__DATASET RECORDS__:
-- begin --

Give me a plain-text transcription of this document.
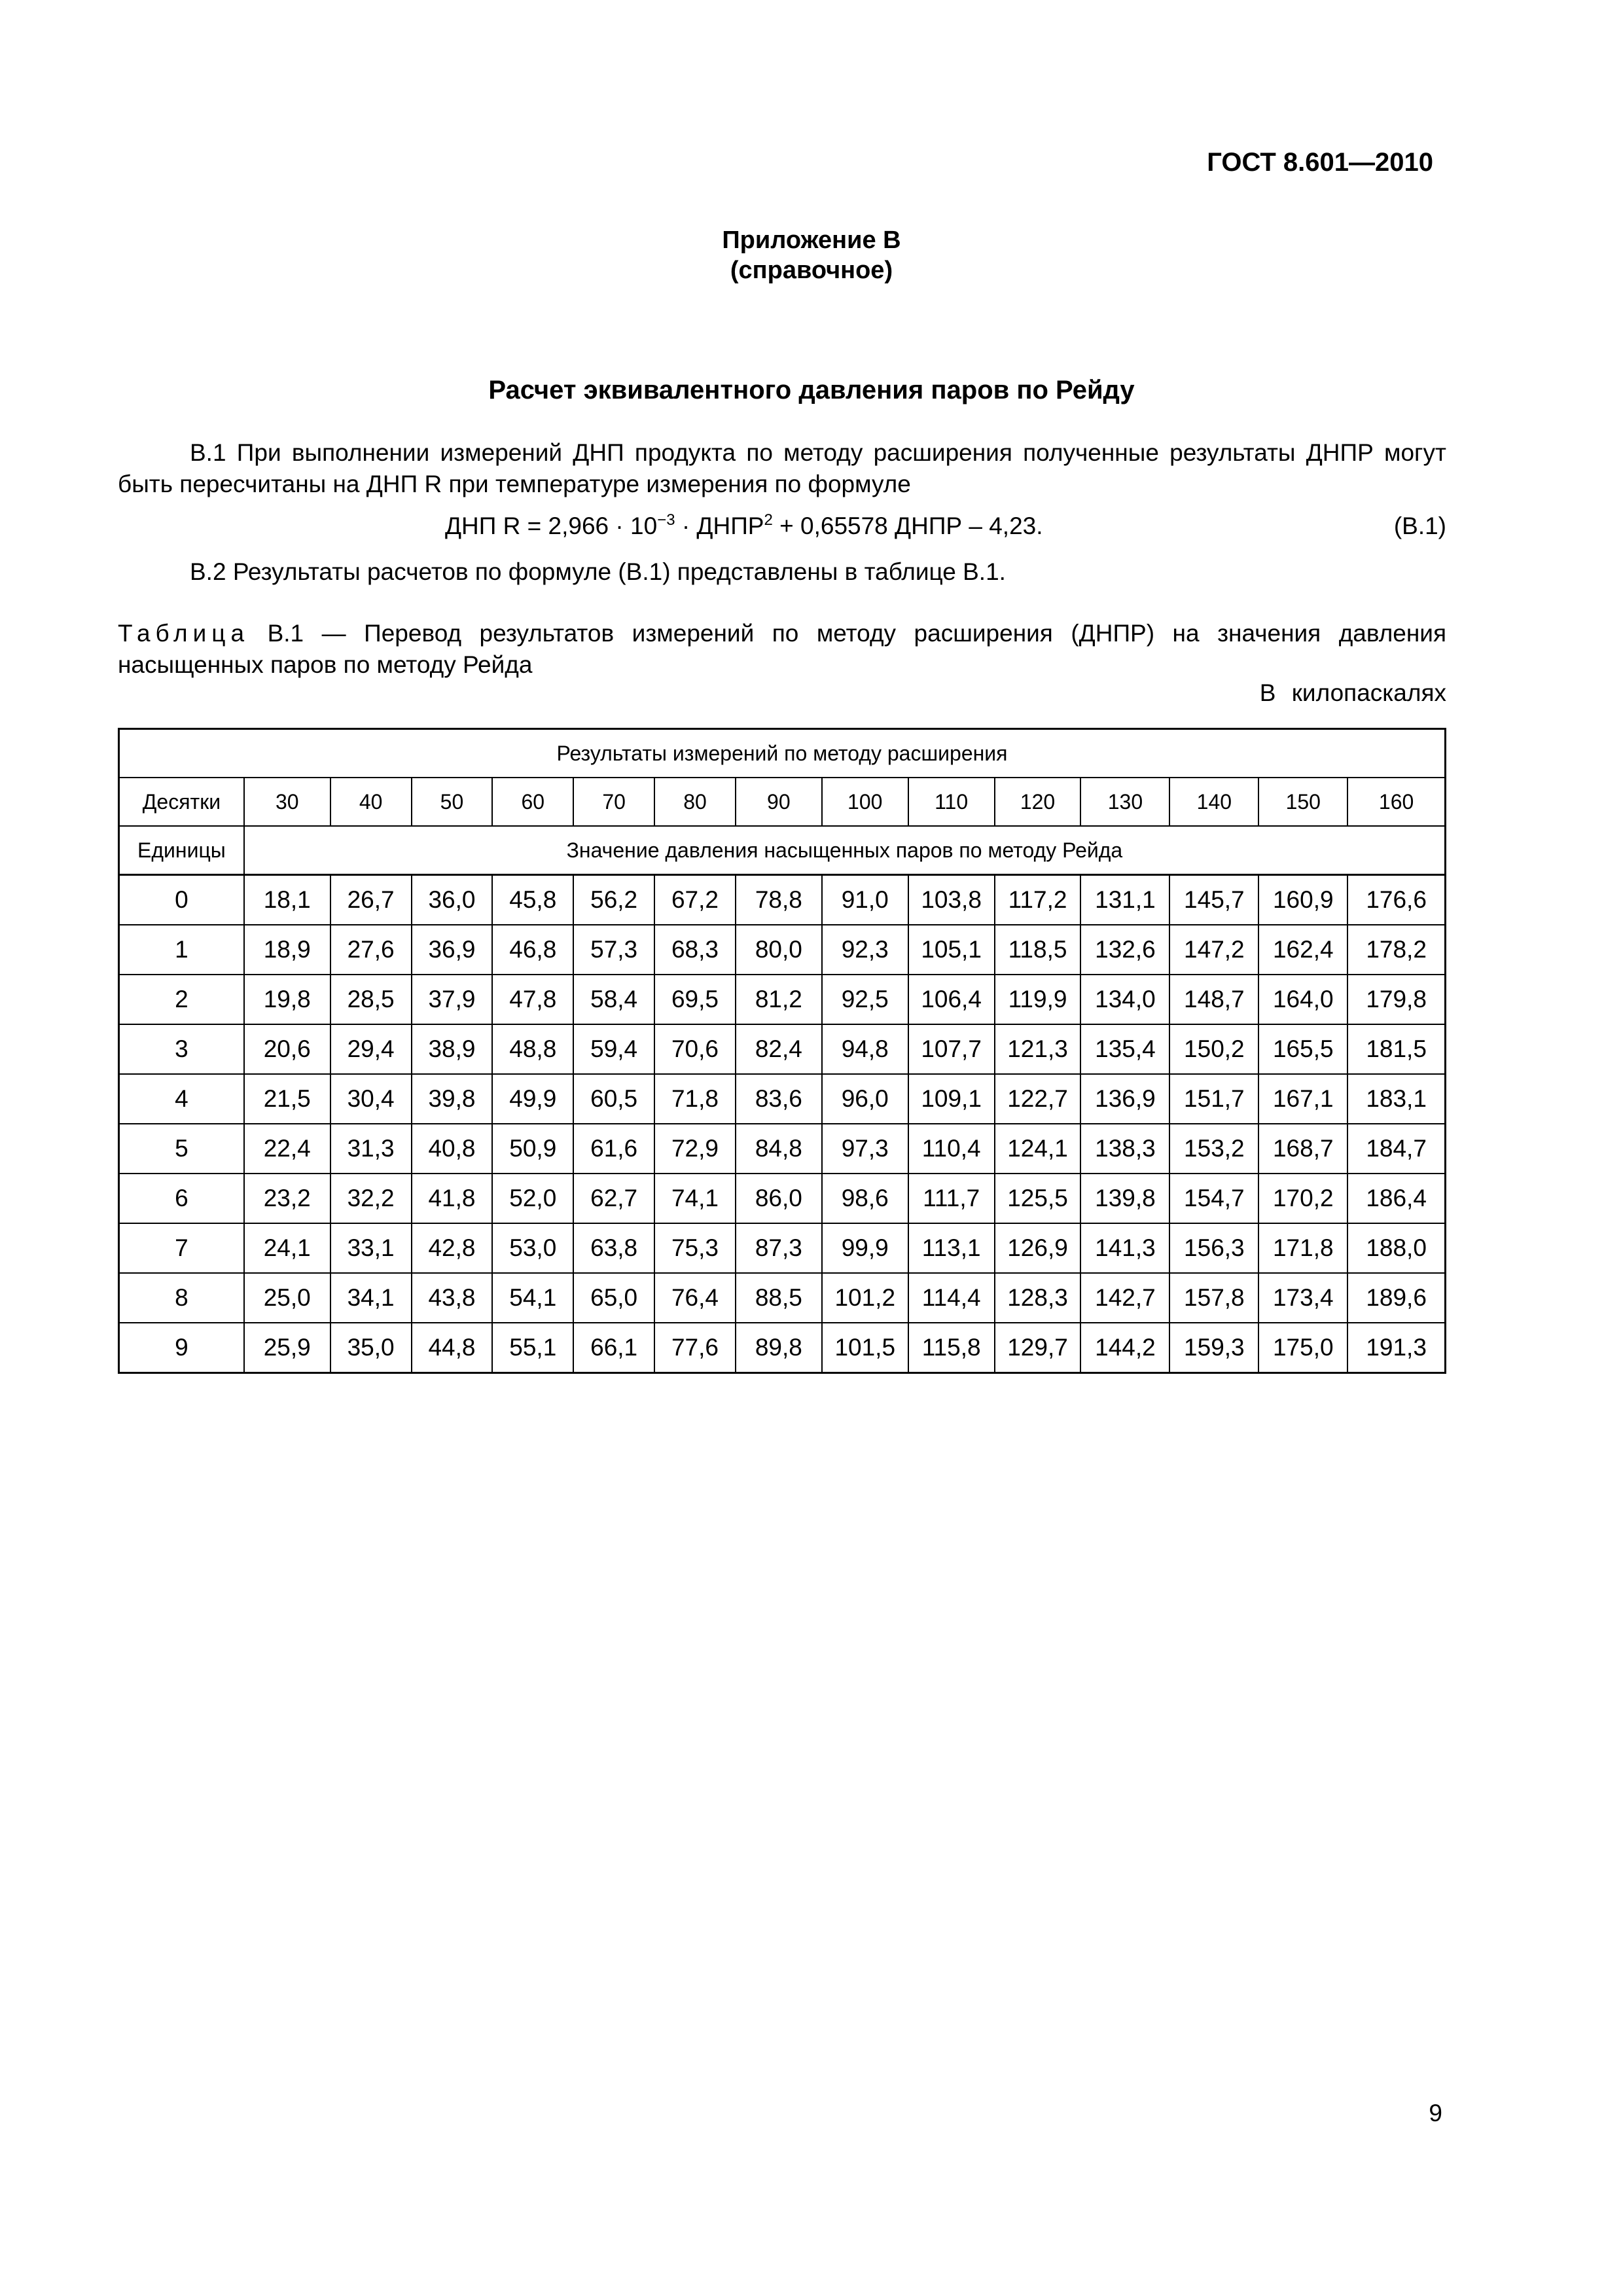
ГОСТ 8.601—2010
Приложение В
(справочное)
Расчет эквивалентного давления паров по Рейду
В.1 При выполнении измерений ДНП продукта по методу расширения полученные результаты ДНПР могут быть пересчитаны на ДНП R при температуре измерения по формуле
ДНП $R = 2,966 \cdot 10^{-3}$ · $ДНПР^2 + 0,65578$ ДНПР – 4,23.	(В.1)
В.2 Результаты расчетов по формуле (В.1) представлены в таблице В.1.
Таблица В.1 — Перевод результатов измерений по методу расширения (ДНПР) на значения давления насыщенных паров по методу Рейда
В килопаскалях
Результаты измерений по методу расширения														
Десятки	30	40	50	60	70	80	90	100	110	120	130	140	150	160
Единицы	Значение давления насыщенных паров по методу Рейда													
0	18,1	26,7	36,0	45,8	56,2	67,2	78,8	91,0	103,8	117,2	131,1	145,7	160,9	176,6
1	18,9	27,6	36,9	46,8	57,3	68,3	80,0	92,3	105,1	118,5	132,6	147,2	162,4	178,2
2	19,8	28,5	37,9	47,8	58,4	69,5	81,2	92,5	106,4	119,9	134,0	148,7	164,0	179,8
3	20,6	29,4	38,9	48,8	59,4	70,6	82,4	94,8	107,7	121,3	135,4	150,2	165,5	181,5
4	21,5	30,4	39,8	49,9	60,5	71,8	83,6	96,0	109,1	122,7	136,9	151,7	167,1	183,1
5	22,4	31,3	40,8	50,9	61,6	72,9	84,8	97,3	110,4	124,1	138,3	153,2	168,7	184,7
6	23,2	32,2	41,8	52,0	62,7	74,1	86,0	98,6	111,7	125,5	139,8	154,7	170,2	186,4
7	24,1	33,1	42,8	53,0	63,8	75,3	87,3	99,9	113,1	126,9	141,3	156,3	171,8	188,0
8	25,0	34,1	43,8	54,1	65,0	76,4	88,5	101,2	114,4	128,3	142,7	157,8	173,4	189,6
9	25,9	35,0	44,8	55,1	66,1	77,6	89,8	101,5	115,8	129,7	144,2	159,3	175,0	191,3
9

-- end --
-- begin --

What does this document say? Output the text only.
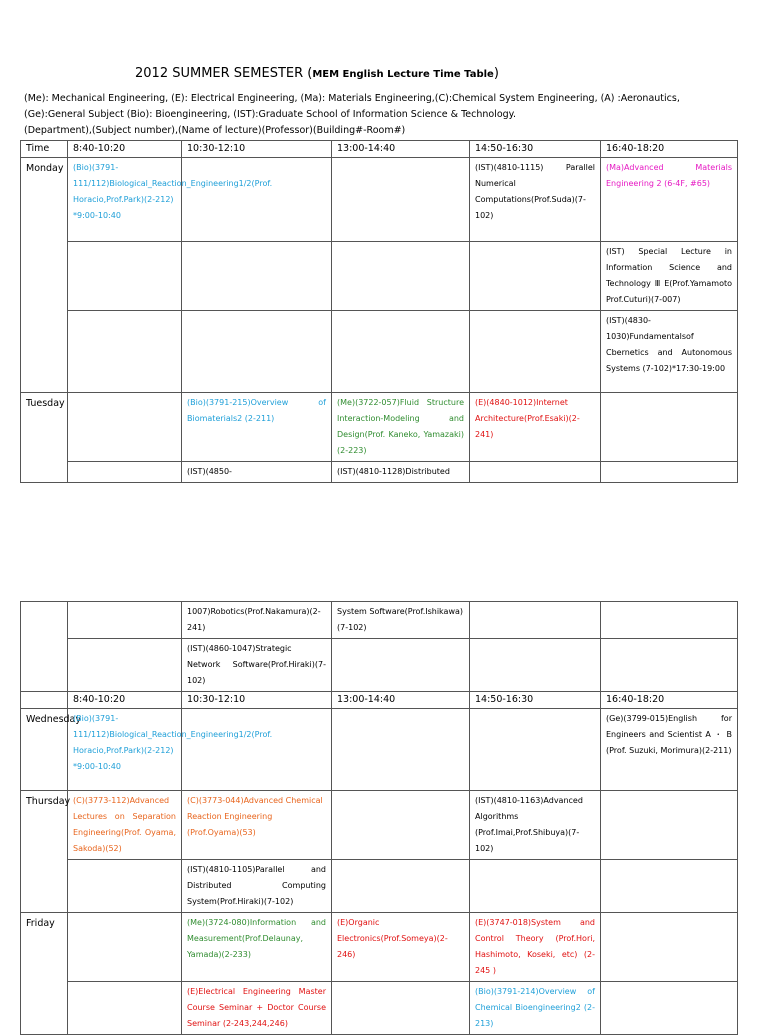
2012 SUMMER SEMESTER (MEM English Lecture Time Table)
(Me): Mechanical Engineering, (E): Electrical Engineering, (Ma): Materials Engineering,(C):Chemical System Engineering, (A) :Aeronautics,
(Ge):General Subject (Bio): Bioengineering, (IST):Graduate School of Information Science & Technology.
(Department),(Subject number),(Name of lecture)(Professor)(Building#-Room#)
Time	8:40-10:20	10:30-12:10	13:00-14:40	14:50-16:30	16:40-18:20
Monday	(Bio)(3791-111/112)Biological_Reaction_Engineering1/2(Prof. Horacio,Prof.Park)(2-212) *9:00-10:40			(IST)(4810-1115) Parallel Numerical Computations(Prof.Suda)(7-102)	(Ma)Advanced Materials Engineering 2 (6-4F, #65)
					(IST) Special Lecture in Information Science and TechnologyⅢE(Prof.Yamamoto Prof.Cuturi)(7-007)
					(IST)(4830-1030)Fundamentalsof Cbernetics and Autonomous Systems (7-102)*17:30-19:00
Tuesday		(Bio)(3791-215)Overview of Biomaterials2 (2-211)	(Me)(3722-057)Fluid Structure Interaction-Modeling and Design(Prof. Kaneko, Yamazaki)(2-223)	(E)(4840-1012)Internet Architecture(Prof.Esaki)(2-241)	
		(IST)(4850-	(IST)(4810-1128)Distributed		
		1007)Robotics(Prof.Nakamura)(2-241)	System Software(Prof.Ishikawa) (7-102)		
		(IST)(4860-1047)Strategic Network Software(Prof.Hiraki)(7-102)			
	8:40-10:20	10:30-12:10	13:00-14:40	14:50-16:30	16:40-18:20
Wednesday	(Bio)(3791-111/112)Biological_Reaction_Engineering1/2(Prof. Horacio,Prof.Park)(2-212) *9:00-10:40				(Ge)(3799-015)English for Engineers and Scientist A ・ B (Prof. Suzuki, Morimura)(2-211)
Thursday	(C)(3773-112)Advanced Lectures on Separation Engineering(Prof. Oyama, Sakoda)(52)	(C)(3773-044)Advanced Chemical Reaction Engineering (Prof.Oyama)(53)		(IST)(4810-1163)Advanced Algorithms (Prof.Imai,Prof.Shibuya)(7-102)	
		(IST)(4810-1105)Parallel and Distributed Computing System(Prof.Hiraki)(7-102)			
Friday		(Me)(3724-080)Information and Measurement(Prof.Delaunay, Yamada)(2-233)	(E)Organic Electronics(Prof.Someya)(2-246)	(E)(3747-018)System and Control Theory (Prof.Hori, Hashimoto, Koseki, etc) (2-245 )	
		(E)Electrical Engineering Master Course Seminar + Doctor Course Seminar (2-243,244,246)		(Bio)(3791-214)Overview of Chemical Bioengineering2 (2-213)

-- end --
-- begin --

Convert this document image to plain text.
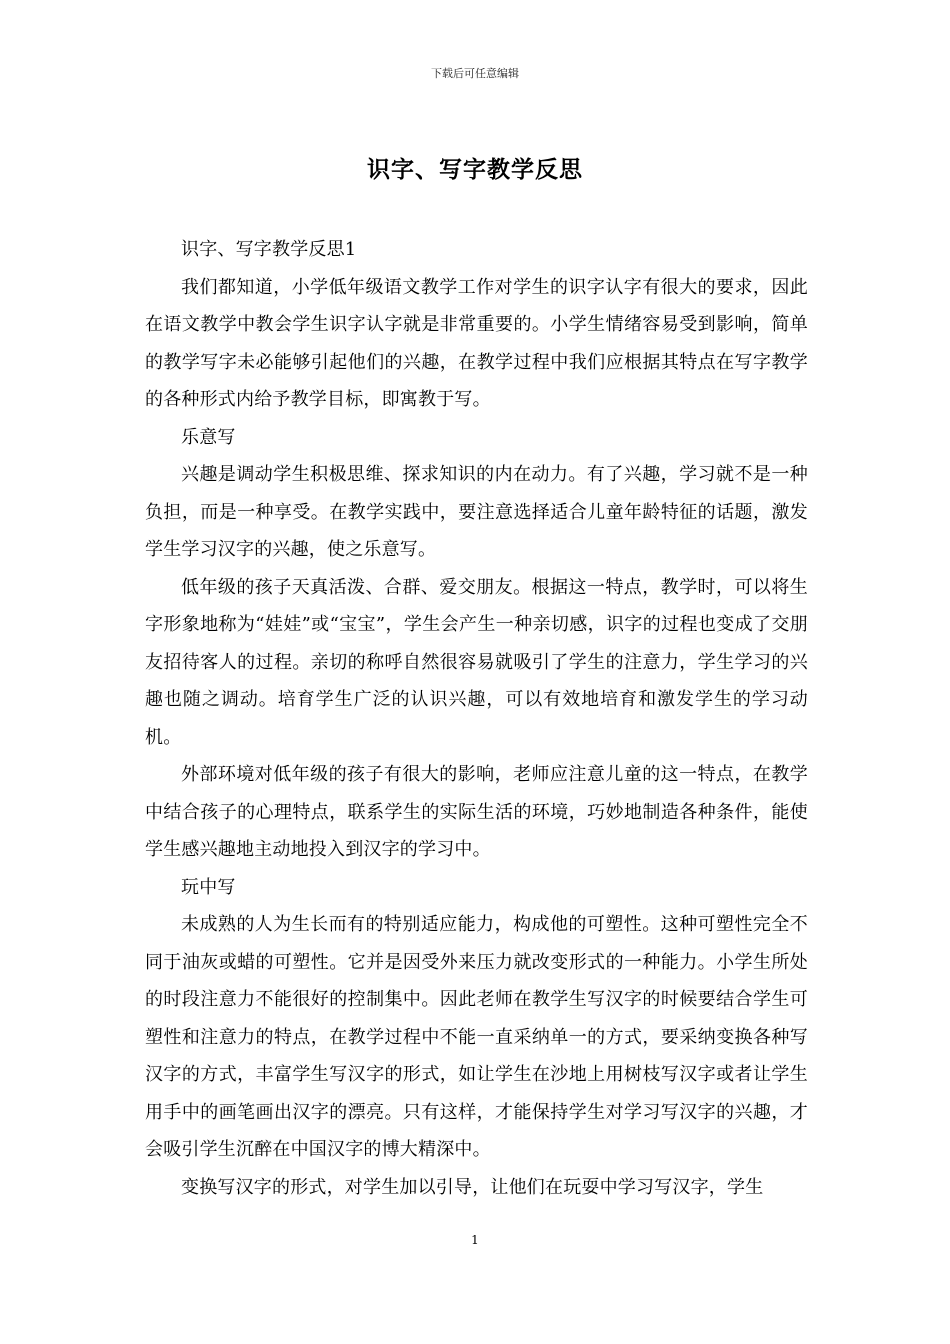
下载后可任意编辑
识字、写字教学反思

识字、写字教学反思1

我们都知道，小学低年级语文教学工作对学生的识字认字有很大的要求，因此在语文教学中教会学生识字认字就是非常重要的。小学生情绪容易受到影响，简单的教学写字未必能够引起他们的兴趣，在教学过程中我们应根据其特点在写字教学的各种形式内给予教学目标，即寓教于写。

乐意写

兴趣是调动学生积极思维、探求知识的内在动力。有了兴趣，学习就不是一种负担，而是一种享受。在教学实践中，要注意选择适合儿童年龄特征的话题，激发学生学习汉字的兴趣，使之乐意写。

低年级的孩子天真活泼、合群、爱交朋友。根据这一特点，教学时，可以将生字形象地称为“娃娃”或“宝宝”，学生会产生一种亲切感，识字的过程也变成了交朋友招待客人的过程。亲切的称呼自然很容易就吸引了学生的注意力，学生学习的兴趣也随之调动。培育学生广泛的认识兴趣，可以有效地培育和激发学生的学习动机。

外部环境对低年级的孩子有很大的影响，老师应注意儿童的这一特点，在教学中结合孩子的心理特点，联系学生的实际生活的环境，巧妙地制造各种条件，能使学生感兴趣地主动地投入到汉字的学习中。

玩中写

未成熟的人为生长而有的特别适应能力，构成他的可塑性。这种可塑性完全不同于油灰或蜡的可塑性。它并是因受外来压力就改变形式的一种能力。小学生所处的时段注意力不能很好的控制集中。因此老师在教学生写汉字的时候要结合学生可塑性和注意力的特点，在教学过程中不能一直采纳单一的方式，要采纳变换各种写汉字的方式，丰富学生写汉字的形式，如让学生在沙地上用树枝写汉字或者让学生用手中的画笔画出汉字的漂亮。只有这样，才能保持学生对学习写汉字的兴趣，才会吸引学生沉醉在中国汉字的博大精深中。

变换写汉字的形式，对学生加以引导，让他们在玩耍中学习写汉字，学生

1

-- end --

__PROMPT__:
Report the number of lines that contain "plain", with no other words.

__WRITTEN ANSWER__:
2